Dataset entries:
------------------------

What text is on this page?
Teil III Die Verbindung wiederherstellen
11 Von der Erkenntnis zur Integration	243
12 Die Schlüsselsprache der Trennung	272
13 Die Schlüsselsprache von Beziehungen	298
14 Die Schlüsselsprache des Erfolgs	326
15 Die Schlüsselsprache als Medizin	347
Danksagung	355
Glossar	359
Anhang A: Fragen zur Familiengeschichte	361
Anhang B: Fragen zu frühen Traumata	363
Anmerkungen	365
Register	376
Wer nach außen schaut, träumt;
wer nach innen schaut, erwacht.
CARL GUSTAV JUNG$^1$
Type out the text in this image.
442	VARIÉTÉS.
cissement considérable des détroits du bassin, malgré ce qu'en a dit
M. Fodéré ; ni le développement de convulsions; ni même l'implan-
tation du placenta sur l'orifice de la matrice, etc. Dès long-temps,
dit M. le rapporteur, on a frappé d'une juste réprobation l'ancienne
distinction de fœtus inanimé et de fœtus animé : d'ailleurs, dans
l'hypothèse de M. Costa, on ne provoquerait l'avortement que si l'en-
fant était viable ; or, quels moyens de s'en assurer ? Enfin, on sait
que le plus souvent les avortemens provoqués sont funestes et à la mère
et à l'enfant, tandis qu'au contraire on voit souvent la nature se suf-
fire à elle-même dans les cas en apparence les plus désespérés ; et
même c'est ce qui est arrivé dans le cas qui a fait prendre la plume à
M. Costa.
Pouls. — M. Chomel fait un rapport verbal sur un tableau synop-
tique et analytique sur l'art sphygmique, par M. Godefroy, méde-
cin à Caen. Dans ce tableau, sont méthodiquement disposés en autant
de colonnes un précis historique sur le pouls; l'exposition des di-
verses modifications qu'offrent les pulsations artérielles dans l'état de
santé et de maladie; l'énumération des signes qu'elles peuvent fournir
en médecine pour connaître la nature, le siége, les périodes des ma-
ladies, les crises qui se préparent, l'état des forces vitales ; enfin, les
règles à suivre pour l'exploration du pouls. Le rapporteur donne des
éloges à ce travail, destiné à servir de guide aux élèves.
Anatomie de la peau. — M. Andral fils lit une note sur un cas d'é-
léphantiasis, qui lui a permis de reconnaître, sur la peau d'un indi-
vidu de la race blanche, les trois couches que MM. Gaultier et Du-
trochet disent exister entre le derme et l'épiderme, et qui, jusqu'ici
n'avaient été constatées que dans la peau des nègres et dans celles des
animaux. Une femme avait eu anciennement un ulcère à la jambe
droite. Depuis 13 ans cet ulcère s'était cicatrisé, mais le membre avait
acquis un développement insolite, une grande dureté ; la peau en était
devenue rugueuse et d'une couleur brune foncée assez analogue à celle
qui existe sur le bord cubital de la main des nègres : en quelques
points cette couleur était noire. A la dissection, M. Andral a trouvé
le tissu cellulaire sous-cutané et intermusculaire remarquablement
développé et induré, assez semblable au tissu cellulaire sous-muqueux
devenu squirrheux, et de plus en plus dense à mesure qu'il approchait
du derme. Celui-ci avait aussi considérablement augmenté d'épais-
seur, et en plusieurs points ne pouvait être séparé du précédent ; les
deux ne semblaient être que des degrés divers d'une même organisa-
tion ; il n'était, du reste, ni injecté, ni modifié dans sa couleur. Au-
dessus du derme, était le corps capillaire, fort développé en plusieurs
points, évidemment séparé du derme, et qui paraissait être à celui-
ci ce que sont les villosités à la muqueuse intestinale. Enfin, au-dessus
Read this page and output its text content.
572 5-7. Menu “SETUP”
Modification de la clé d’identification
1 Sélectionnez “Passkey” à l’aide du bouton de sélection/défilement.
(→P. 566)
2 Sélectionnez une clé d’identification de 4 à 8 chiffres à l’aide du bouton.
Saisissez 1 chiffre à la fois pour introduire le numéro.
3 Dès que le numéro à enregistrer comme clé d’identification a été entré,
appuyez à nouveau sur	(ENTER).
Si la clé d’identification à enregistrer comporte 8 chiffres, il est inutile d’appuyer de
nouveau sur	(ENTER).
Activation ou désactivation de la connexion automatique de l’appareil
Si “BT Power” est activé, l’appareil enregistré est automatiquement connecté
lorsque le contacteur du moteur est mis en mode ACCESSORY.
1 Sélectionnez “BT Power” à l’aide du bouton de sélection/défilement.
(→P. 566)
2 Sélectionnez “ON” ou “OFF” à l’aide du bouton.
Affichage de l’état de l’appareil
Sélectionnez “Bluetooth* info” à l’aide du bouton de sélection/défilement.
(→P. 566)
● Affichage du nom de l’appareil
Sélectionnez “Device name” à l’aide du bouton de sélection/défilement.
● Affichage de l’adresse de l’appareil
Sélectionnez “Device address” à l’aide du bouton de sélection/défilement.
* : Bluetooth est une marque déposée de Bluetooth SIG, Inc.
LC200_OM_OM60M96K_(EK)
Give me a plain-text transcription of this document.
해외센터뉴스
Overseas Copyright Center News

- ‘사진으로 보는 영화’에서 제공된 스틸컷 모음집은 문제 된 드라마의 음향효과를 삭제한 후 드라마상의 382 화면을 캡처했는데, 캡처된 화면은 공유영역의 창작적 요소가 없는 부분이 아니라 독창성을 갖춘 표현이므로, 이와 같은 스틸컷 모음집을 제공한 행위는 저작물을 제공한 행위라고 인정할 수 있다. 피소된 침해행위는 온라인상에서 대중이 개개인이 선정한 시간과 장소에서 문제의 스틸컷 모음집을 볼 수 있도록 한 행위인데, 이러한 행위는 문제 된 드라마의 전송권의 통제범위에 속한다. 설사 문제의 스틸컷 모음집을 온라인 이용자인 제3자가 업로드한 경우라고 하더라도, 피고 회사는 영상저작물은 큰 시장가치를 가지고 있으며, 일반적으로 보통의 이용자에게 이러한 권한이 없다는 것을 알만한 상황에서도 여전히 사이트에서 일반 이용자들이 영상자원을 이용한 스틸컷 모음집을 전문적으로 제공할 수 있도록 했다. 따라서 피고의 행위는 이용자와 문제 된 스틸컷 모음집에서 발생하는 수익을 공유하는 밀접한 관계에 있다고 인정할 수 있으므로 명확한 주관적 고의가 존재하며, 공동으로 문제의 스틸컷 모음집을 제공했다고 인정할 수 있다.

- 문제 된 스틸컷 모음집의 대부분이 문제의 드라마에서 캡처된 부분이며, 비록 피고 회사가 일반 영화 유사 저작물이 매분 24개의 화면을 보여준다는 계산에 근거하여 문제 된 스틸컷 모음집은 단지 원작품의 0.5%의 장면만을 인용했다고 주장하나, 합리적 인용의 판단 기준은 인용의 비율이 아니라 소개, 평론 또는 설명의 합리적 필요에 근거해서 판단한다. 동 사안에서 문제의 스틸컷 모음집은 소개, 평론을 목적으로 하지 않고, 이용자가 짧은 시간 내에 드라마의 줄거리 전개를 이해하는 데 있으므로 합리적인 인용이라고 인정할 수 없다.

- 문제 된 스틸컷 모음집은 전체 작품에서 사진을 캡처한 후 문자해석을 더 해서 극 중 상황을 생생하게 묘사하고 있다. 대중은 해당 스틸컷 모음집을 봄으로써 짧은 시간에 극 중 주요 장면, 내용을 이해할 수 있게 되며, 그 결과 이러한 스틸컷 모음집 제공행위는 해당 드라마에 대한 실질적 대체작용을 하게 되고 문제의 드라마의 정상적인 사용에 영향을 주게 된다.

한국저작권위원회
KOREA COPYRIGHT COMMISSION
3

------------------------

=== Short exercise ===
What do the records say? Quote them all exactly.

=== Output of the exercise ===
What text is on this page?
Teil III Die Verbindung wiederherstellen
11 Von der Erkenntnis zur Integration	243
12 Die Schlüsselsprache der Trennung	272
13 Die Schlüsselsprache von Beziehungen	298
14 Die Schlüsselsprache des Erfolgs	326
15 Die Schlüsselsprache als Medizin	347
Danksagung	355
Glossar	359
Anhang A: Fragen zur Familiengeschichte	361
Anhang B: Fragen zu frühen Traumata	363
Anmerkungen	365
Register	376
Wer nach außen schaut, träumt;
wer nach innen schaut, erwacht.
CARL GUSTAV JUNG$^1$
Type out the text in this image.
442	VARIÉTÉS.
cissement considérable des détroits du bassin, malgré ce qu'en a dit
M. Fodéré ; ni le développement de convulsions; ni même l'implan-
tation du placenta sur l'orifice de la matrice, etc. Dès long-temps,
dit M. le rapporteur, on a frappé d'une juste réprobation l'ancienne
distinction de fœtus inanimé et de fœtus animé : d'ailleurs, dans
l'hypothèse de M. Costa, on ne provoquerait l'avortement que si l'en-
fant était viable ; or, quels moyens de s'en assurer ? Enfin, on sait
que le plus souvent les avortemens provoqués sont funestes et à la mère
et à l'enfant, tandis qu'au contraire on voit souvent la nature se suf-
fire à elle-même dans les cas en apparence les plus désespérés ; et
même c'est ce qui est arrivé dans le cas qui a fait prendre la plume à
M. Costa.
Pouls. — M. Chomel fait un rapport verbal sur un tableau synop-
tique et analytique sur l'art sphygmique, par M. Godefroy, méde-
cin à Caen. Dans ce tableau, sont méthodiquement disposés en autant
de colonnes un précis historique sur le pouls; l'exposition des di-
verses modifications qu'offrent les pulsations artérielles dans l'état de
santé et de maladie; l'énumération des signes qu'elles peuvent fournir
en médecine pour connaître la nature, le siége, les périodes des ma-
ladies, les crises qui se préparent, l'état des forces vitales ; enfin, les
règles à suivre pour l'exploration du pouls. Le rapporteur donne des
éloges à ce travail, destiné à servir de guide aux élèves.
Anatomie de la peau. — M. Andral fils lit une note sur un cas d'é-
léphantiasis, qui lui a permis de reconnaître, sur la peau d'un indi-
vidu de la race blanche, les trois couches que MM. Gaultier et Du-
trochet disent exister entre le derme et l'épiderme, et qui, jusqu'ici
n'avaient été constatées que dans la peau des nègres et dans celles des
animaux. Une femme avait eu anciennement un ulcère à la jambe
droite. Depuis 13 ans cet ulcère s'était cicatrisé, mais le membre avait
acquis un développement insolite, une grande dureté ; la peau en était
devenue rugueuse et d'une couleur brune foncée assez analogue à celle
qui existe sur le bord cubital de la main des nègres : en quelques
points cette couleur était noire. A la dissection, M. Andral a trouvé
le tissu cellulaire sous-cutané et intermusculaire remarquablement
développé et induré, assez semblable au tissu cellulaire sous-muqueux
devenu squirrheux, et de plus en plus dense à mesure qu'il approchait
du derme. Celui-ci avait aussi considérablement augmenté d'épais-
seur, et en plusieurs points ne pouvait être séparé du précédent ; les
deux ne semblaient être que des degrés divers d'une même organisa-
tion ; il n'était, du reste, ni injecté, ni modifié dans sa couleur. Au-
dessus du derme, était le corps capillaire, fort développé en plusieurs
points, évidemment séparé du derme, et qui paraissait être à celui-
ci ce que sont les villosités à la muqueuse intestinale. Enfin, au-dessus
Read this page and output its text content.
572 5-7. Menu “SETUP”
Modification de la clé d’identification
1 Sélectionnez “Passkey” à l’aide du bouton de sélection/défilement.
(→P. 566)
2 Sélectionnez une clé d’identification de 4 à 8 chiffres à l’aide du bouton.
Saisissez 1 chiffre à la fois pour introduire le numéro.
3 Dès que le numéro à enregistrer comme clé d’identification a été entré,
appuyez à nouveau sur	(ENTER).
Si la clé d’identification à enregistrer comporte 8 chiffres, il est inutile d’appuyer de
nouveau sur	(ENTER).
Activation ou désactivation de la connexion automatique de l’appareil
Si “BT Power” est activé, l’appareil enregistré est automatiquement connecté
lorsque le contacteur du moteur est mis en mode ACCESSORY.
1 Sélectionnez “BT Power” à l’aide du bouton de sélection/défilement.
(→P. 566)
2 Sélectionnez “ON” ou “OFF” à l’aide du bouton.
Affichage de l’état de l’appareil
Sélectionnez “Bluetooth* info” à l’aide du bouton de sélection/défilement.
(→P. 566)
● Affichage du nom de l’appareil
Sélectionnez “Device name” à l’aide du bouton de sélection/défilement.
● Affichage de l’adresse de l’appareil
Sélectionnez “Device address” à l’aide du bouton de sélection/défilement.
* : Bluetooth est une marque déposée de Bluetooth SIG, Inc.
LC200_OM_OM60M96K_(EK)
Give me a plain-text transcription of this document.
해외센터뉴스
Overseas Copyright Center News

- ‘사진으로 보는 영화’에서 제공된 스틸컷 모음집은 문제 된 드라마의 음향효과를 삭제한 후 드라마상의 382 화면을 캡처했는데, 캡처된 화면은 공유영역의 창작적 요소가 없는 부분이 아니라 독창성을 갖춘 표현이므로, 이와 같은 스틸컷 모음집을 제공한 행위는 저작물을 제공한 행위라고 인정할 수 있다. 피소된 침해행위는 온라인상에서 대중이 개개인이 선정한 시간과 장소에서 문제의 스틸컷 모음집을 볼 수 있도록 한 행위인데, 이러한 행위는 문제 된 드라마의 전송권의 통제범위에 속한다. 설사 문제의 스틸컷 모음집을 온라인 이용자인 제3자가 업로드한 경우라고 하더라도, 피고 회사는 영상저작물은 큰 시장가치를 가지고 있으며, 일반적으로 보통의 이용자에게 이러한 권한이 없다는 것을 알만한 상황에서도 여전히 사이트에서 일반 이용자들이 영상자원을 이용한 스틸컷 모음집을 전문적으로 제공할 수 있도록 했다. 따라서 피고의 행위는 이용자와 문제 된 스틸컷 모음집에서 발생하는 수익을 공유하는 밀접한 관계에 있다고 인정할 수 있으므로 명확한 주관적 고의가 존재하며, 공동으로 문제의 스틸컷 모음집을 제공했다고 인정할 수 있다.

- 문제 된 스틸컷 모음집의 대부분이 문제의 드라마에서 캡처된 부분이며, 비록 피고 회사가 일반 영화 유사 저작물이 매분 24개의 화면을 보여준다는 계산에 근거하여 문제 된 스틸컷 모음집은 단지 원작품의 0.5%의 장면만을 인용했다고 주장하나, 합리적 인용의 판단 기준은 인용의 비율이 아니라 소개, 평론 또는 설명의 합리적 필요에 근거해서 판단한다. 동 사안에서 문제의 스틸컷 모음집은 소개, 평론을 목적으로 하지 않고, 이용자가 짧은 시간 내에 드라마의 줄거리 전개를 이해하는 데 있으므로 합리적인 인용이라고 인정할 수 없다.

- 문제 된 스틸컷 모음집은 전체 작품에서 사진을 캡처한 후 문자해석을 더 해서 극 중 상황을 생생하게 묘사하고 있다. 대중은 해당 스틸컷 모음집을 봄으로써 짧은 시간에 극 중 주요 장면, 내용을 이해할 수 있게 되며, 그 결과 이러한 스틸컷 모음집 제공행위는 해당 드라마에 대한 실질적 대체작용을 하게 되고 문제의 드라마의 정상적인 사용에 영향을 주게 된다.

한국저작권위원회
KOREA COPYRIGHT COMMISSION
3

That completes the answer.